▶ _AIM OF THE EXERCISE_: Give only the number of lines in the records below that contain the word "Инсулин".

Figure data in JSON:
* * * * * * * * *
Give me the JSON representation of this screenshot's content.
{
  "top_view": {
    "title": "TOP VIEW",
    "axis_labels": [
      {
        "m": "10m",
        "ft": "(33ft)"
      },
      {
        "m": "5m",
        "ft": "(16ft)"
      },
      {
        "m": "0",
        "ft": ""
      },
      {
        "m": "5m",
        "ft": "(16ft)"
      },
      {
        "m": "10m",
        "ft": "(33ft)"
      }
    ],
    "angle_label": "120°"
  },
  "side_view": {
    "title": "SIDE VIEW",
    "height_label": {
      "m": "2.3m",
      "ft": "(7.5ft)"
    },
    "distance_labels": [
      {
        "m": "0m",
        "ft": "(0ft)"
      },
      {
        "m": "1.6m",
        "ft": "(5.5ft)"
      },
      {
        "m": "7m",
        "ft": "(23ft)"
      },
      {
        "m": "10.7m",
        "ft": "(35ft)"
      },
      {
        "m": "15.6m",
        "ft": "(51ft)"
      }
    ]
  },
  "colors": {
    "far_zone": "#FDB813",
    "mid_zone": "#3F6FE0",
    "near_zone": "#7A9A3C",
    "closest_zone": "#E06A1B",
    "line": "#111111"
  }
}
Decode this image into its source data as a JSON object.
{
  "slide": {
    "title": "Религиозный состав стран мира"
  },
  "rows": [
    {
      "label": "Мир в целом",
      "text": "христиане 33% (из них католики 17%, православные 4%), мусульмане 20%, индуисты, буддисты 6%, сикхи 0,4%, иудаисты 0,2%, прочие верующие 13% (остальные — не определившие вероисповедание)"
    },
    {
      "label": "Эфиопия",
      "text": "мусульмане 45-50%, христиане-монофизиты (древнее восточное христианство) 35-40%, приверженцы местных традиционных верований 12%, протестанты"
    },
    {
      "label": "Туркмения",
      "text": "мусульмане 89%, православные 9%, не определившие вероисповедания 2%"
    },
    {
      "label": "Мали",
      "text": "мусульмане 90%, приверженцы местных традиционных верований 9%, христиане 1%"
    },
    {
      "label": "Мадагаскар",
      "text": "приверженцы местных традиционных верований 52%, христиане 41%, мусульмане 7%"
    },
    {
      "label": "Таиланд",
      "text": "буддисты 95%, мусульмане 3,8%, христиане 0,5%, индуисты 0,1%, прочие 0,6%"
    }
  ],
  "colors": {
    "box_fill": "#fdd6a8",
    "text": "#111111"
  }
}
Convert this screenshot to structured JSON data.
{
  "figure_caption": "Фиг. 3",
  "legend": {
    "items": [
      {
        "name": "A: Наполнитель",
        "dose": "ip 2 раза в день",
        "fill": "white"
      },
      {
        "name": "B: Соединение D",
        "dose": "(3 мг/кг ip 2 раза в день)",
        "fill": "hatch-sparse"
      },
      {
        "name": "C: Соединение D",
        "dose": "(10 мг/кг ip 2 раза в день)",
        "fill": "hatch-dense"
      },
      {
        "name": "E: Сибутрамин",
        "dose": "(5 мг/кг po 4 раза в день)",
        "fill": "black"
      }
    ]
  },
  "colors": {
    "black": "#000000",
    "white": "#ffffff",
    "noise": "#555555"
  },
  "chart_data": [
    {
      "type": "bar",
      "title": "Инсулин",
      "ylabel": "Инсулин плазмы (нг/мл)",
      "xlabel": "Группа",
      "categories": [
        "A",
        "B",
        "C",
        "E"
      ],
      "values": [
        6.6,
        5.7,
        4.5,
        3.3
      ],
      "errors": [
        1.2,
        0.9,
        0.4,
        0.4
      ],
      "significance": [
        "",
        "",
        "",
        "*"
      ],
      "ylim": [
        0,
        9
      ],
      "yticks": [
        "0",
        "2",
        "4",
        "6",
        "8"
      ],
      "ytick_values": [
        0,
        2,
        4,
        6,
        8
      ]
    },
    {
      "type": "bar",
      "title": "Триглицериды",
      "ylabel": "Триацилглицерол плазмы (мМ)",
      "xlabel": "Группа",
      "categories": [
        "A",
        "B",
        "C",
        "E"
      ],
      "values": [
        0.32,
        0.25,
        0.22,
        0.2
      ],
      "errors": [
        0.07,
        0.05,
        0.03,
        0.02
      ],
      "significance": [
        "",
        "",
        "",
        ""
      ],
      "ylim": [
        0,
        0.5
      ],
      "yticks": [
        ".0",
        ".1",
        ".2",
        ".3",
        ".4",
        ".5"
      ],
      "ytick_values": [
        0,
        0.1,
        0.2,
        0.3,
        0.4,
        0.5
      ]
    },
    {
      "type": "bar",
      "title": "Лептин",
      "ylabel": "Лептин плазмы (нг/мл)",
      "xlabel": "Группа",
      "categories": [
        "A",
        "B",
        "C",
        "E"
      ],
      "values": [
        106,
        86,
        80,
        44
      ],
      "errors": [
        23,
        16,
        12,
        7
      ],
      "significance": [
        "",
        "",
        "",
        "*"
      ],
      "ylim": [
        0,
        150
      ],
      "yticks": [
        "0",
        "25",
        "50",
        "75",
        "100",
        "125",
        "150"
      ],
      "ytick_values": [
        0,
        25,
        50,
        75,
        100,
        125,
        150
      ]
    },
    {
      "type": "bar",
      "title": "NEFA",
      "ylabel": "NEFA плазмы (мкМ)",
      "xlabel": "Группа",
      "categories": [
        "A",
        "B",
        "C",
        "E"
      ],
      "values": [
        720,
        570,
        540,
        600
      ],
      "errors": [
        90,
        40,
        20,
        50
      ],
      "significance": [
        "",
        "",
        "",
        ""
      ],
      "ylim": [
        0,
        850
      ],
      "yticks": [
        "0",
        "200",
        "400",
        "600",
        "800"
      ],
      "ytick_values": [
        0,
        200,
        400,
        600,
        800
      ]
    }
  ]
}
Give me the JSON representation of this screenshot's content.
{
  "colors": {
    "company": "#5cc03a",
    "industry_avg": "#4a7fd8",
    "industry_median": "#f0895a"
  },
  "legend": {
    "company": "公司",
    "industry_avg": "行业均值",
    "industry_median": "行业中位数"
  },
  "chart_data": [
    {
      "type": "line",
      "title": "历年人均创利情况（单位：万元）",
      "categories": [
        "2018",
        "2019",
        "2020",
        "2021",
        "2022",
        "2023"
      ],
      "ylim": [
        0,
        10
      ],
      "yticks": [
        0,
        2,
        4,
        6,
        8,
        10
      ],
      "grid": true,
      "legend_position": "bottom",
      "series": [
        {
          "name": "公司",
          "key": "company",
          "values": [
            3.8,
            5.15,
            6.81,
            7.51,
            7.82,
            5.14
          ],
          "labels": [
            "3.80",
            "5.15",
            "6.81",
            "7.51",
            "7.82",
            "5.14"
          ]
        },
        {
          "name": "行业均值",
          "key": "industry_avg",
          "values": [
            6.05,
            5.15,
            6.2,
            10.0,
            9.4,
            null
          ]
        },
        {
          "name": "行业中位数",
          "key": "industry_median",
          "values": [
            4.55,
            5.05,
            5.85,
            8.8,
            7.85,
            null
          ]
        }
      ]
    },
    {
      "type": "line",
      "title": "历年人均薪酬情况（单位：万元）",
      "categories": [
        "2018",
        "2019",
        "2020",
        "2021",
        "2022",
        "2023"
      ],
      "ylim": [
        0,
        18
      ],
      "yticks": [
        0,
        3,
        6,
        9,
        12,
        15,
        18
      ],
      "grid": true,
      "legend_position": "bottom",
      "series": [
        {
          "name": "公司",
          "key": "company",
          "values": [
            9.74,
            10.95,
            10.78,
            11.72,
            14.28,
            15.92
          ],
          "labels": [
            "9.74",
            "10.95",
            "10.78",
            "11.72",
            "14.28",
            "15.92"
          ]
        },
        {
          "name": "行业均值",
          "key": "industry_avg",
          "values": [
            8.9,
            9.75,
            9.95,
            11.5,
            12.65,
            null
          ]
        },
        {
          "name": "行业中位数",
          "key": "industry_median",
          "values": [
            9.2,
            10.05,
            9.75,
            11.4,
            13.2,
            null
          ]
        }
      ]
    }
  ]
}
* * * * * * * * *
▶ _ANSWER TO THE PROBLEM_: 2